▶ _EXERCISE AIM_
Identify the line with "Parse this screenshot: output"; copy word for word that line and every one after it, to the end of the listing. Exclude pictures.

== DATA FOR THE TASK

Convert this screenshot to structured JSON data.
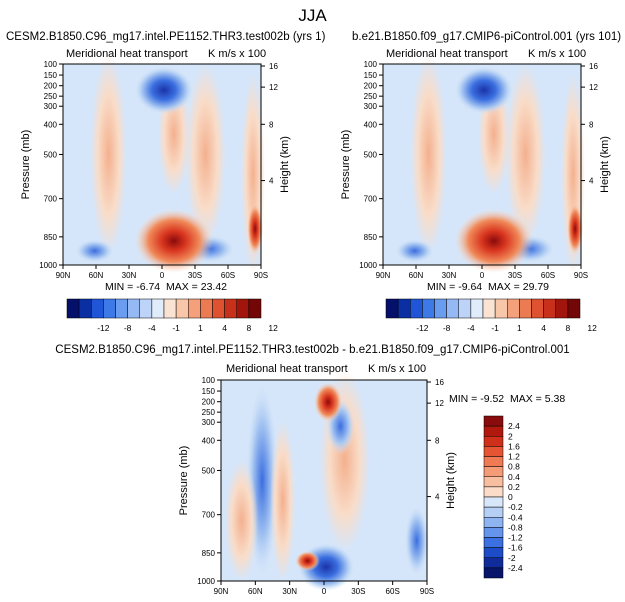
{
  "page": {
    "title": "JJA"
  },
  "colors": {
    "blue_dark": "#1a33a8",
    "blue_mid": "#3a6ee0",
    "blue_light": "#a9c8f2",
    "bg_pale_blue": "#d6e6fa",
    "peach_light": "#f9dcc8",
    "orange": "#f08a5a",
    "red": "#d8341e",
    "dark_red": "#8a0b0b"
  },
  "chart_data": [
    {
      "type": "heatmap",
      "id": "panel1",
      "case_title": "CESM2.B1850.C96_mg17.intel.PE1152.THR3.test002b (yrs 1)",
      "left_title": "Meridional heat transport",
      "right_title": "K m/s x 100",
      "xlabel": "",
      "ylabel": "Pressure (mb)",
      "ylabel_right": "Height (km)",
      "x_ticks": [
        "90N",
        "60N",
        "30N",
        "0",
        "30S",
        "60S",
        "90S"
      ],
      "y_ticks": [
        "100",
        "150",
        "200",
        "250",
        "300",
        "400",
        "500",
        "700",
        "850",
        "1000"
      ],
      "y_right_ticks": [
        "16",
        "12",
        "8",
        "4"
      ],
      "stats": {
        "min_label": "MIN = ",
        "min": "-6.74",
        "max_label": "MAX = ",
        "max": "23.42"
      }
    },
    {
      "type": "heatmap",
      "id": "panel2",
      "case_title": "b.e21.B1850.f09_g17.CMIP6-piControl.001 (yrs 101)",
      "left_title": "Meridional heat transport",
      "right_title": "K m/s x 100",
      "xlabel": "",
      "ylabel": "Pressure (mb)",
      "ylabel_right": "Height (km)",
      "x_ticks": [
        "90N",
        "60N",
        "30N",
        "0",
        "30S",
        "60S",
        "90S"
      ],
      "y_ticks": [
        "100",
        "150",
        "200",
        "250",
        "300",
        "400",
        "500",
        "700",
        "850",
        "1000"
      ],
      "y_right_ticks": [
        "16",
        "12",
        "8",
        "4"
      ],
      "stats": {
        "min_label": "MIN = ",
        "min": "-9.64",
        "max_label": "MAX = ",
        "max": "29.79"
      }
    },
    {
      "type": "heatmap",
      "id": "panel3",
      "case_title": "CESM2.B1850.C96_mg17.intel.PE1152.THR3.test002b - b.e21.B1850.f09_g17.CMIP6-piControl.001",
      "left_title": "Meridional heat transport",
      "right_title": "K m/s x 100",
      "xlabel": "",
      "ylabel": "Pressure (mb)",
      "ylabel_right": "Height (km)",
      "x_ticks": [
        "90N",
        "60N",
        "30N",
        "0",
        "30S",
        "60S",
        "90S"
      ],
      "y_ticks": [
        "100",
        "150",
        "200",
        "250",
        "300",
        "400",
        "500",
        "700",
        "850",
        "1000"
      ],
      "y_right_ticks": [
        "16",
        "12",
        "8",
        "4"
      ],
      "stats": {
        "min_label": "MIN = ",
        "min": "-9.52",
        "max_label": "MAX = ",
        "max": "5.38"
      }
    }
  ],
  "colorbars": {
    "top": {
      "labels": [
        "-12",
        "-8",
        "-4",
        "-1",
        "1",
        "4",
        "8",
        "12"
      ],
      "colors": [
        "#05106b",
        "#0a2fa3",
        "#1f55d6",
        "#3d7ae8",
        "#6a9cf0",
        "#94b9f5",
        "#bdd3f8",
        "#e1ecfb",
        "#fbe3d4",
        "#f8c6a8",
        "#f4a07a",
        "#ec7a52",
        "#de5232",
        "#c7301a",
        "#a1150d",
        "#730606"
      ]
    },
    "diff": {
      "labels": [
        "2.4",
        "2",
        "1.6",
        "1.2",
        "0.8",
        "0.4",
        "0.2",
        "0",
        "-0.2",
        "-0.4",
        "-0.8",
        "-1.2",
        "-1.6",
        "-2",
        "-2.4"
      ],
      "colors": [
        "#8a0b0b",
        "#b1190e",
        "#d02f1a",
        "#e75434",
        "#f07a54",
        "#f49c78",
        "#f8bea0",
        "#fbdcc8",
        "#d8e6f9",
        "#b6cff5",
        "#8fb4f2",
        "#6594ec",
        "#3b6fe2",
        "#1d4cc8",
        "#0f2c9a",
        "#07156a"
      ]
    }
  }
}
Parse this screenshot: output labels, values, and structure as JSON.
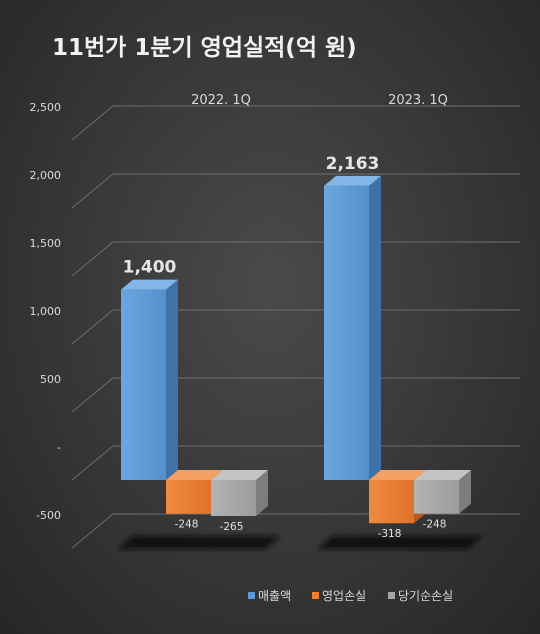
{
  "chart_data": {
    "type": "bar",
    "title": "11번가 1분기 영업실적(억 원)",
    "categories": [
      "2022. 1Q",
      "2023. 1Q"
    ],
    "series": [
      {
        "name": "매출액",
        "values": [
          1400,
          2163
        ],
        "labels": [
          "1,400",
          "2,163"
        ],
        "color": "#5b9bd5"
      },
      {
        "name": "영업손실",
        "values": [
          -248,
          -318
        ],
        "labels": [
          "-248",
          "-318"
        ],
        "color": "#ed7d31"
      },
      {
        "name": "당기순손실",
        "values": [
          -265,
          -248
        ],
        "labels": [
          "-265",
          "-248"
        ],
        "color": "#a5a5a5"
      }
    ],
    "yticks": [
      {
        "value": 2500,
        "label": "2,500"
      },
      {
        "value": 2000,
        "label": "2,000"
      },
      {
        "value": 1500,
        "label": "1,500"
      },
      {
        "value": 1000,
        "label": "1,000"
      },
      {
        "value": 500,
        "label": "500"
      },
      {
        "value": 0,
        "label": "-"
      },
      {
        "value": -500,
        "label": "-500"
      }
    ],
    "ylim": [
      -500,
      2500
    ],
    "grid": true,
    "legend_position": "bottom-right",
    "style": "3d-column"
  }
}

====

▶ _CORRECT RESPONSE_
Parse this screenshot: output labels, values, and structure as JSON.
{
  "chart_data": {
    "type": "bar",
    "title": "11번가 1분기 영업실적(억 원)",
    "categories": [
      "2022. 1Q",
      "2023. 1Q"
    ],
    "series": [
      {
        "name": "매출액",
        "values": [
          1400,
          2163
        ],
        "labels": [
          "1,400",
          "2,163"
        ],
        "color": "#5b9bd5"
      },
      {
        "name": "영업손실",
        "values": [
          -248,
          -318
        ],
        "labels": [
          "-248",
          "-318"
        ],
        "color": "#ed7d31"
      },
      {
        "name": "당기순손실",
        "values": [
          -265,
          -248
        ],
        "labels": [
          "-265",
          "-248"
        ],
        "color": "#a5a5a5"
      }
    ],
    "yticks": [
      {
        "value": 2500,
        "label": "2,500"
      },
      {
        "value": 2000,
        "label": "2,000"
      },
      {
        "value": 1500,
        "label": "1,500"
      },
      {
        "value": 1000,
        "label": "1,000"
      },
      {
        "value": 500,
        "label": "500"
      },
      {
        "value": 0,
        "label": "-"
      },
      {
        "value": -500,
        "label": "-500"
      }
    ],
    "ylim": [
      -500,
      2500
    ],
    "grid": true,
    "legend_position": "bottom-right",
    "style": "3d-column"
  }
}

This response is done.